▸ **TEXT UNDER STUDY**
= = = =
# Cinnamon



## jennifer (May 22, 2013)

Hey, my goat Cinnamon seems to be going into labor. Yesterday I noticed this thick white mucous coming out. And she has been acting really different also.I am going to include pictures of yesterday and the of her stretching out her front legs with this spaced out look. I don't know when her due date is. I am assuming really soon. I purchased her from an auction so I don't have any information. What do you guys think. Her udder is small still.


----------



## sbaker (Nov 11, 2012)

Is her udder really tight yet? I've heard that when you notice a white discharge it can take anywhere from a few days to weeks before she kid. Good luck! I can't wait to see baby pics!


----------



## sbaker (Nov 11, 2012)

Sorry, I just saw what you said about her udder!  She may still have a few weeks then! Do you know if this will be her first kidding?


----------



## jennifer (May 22, 2013)

Like I said I don't know anything about her. Got her from the auction around a month ago. She starting having a slight discharge about 2 weeks ago. Then she was squatting a lot. When she did that she was having this darked color fluid coming out. I gloved up then and checked her. The cervix was closed. She hasn't had a fever. I had my neighbor check her too. He said it would probably be a couple of weeks. Now its been almost 2 weeks and all this change has started to come in. This is my first time with goats and the whole birthing experience. She has been extremely loving and she lets me touch her horns. Which any other day thats not acceptable. LOL!
= = = =
[Document layout detection entries]

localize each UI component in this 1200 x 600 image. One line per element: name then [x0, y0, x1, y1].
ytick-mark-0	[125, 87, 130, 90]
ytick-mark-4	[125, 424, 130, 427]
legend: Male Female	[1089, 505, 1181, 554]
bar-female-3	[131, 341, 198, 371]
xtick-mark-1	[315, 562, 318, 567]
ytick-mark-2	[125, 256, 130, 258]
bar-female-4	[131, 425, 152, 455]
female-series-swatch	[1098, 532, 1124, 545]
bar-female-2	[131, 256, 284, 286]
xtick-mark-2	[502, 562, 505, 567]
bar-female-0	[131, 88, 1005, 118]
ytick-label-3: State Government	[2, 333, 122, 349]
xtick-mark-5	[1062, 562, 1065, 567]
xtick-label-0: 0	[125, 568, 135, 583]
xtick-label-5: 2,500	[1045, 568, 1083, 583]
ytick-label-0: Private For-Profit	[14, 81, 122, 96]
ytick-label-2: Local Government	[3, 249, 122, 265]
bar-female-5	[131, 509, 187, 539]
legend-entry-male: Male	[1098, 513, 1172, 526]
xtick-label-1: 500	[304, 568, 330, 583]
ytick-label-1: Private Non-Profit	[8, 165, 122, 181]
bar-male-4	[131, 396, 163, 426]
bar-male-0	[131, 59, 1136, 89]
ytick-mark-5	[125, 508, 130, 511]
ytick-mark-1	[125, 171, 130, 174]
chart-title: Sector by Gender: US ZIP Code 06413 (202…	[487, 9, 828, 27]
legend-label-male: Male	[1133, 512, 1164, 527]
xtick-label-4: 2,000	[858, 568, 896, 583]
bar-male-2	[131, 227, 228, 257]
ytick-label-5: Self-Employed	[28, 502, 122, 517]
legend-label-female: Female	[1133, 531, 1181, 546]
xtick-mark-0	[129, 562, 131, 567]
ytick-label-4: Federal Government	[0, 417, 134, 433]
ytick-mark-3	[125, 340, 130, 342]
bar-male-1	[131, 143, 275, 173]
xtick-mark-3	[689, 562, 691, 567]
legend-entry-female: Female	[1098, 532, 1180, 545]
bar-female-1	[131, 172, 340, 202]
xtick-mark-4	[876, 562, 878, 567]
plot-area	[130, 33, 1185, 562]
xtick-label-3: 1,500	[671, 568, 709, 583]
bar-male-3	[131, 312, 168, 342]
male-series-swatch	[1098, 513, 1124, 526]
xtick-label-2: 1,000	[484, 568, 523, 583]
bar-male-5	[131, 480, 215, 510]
= = = =
▸ **PROMPT 1**
Answer these questions about the Cinnamon thread:
(a) Where did jennifer get Cinnamon?
(b) According to sbaker, how long can it take a goat to kid after a white discharge is noticed?
(c) What did jennifer find when she gloved up and checked Cinnamon's cervix?
▸ **PROMPT 2**
Write out the stretch of the Cinnamon thread from "Hey, my goat" through "see baby pics!".
Use only the Cinnamon thread to respond.

▸ **TASK ANSWER 1**
(a) From an auction.
(b) Anywhere from a few days to weeks.
(c) The cervix was closed.

▸ **TASK ANSWER 2**
Hey, my goat Cinnamon seems to be going into labor. Yesterday I noticed this thick white mucous coming out. And she has been acting really different also.I am going to include pictures of yesterday and the of her stretching out her front legs with this spaced out look. I don't know when her due date is. I am assuming really soon. I purchased her from an auction so I don't have any information. What do you guys think. Her udder is small still.


----------



## sbaker (Nov 11, 2012)

Is her udder really tight yet? I've heard that when you notice a white discharge it can take anywhere from a few days to weeks before she kid. Good luck! I can't wait to see baby pics!